"""
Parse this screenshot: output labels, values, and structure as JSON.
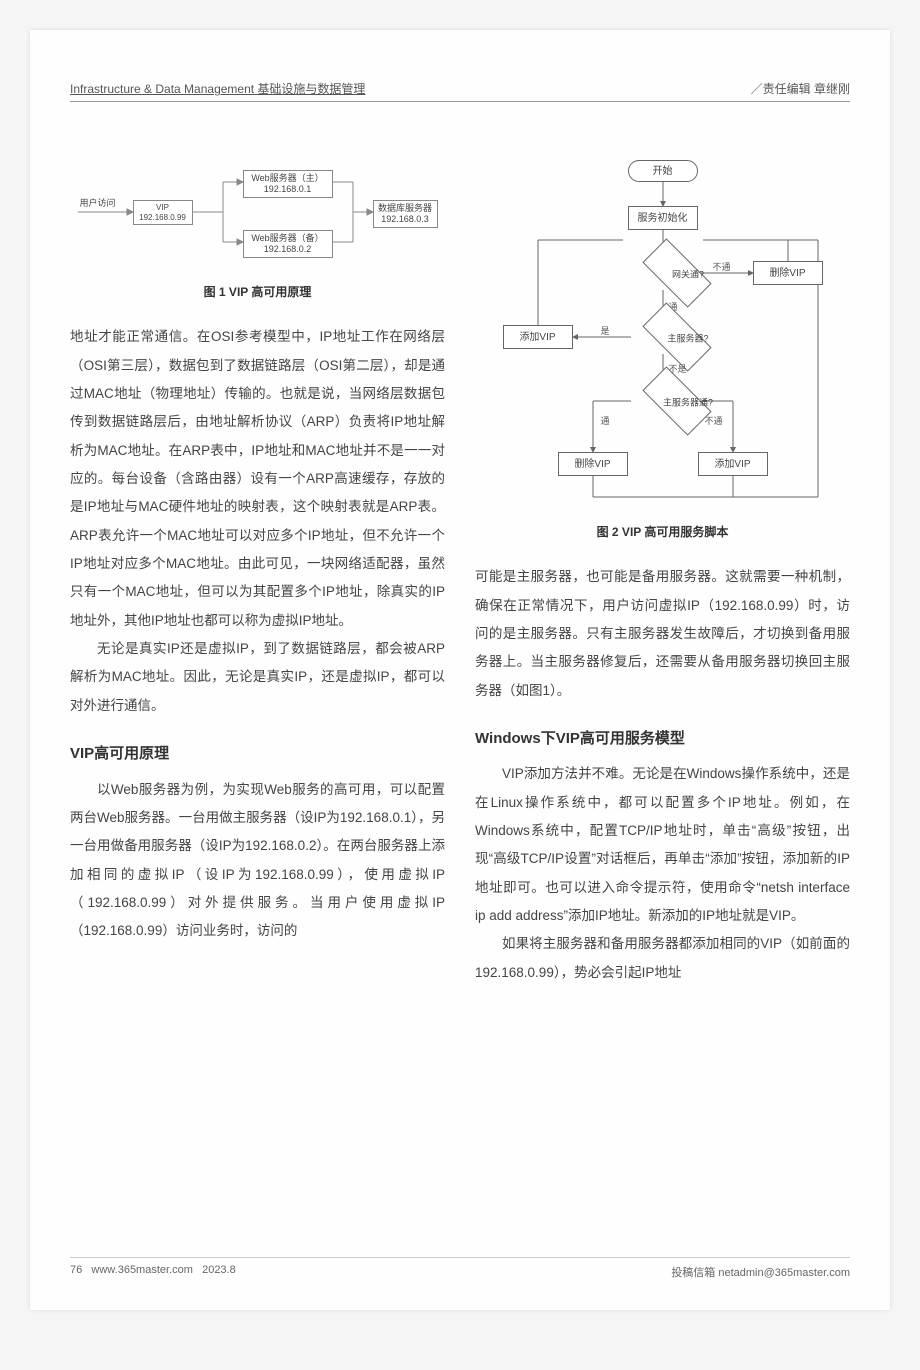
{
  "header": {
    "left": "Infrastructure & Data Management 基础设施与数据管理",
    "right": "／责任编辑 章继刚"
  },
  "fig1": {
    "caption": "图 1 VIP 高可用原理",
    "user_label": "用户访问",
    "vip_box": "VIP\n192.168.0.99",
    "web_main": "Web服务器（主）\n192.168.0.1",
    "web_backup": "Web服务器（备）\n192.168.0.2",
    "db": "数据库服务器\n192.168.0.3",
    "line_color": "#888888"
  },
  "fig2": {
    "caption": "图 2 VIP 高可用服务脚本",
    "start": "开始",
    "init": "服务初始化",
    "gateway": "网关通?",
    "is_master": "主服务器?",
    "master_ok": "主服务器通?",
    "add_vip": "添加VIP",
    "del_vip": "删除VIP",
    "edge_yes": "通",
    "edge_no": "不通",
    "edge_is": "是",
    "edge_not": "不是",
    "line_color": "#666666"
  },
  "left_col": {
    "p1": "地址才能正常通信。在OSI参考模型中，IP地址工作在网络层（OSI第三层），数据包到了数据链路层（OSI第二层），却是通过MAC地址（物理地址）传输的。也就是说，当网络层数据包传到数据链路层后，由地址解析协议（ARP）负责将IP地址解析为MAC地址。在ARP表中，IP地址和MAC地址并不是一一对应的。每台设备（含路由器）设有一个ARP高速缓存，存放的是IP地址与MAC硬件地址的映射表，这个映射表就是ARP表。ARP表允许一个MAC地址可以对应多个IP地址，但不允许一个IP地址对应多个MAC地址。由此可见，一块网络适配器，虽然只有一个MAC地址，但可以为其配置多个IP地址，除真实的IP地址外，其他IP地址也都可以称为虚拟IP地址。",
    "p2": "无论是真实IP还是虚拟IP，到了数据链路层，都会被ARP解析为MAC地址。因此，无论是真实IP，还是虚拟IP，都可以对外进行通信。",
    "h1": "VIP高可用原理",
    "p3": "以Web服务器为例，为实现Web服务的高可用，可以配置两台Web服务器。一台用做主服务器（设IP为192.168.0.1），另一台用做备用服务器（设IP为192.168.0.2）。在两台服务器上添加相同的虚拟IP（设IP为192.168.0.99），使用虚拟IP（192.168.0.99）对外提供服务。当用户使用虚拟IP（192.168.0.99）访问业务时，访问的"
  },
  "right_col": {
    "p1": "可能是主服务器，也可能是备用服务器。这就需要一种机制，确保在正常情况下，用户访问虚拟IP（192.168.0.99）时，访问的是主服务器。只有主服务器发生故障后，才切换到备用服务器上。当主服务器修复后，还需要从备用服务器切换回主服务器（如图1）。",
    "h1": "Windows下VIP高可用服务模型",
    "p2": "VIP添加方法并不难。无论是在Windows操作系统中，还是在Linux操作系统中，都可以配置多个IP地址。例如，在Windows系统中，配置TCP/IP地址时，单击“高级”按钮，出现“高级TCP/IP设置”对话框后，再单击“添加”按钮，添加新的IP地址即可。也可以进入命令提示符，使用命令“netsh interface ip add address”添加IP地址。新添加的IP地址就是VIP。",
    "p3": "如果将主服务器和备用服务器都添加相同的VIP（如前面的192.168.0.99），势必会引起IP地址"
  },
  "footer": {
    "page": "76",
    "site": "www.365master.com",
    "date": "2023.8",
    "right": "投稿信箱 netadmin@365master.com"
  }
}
"""
▶ **WRITTEN REQUEST**
Check each line above for the string "caption" and show the ones that have it.

▶ **SOLUTION TO THE PROBLEM**
    "caption": "图 1 VIP 高可用原理",
    "caption": "图 2 VIP 高可用服务脚本",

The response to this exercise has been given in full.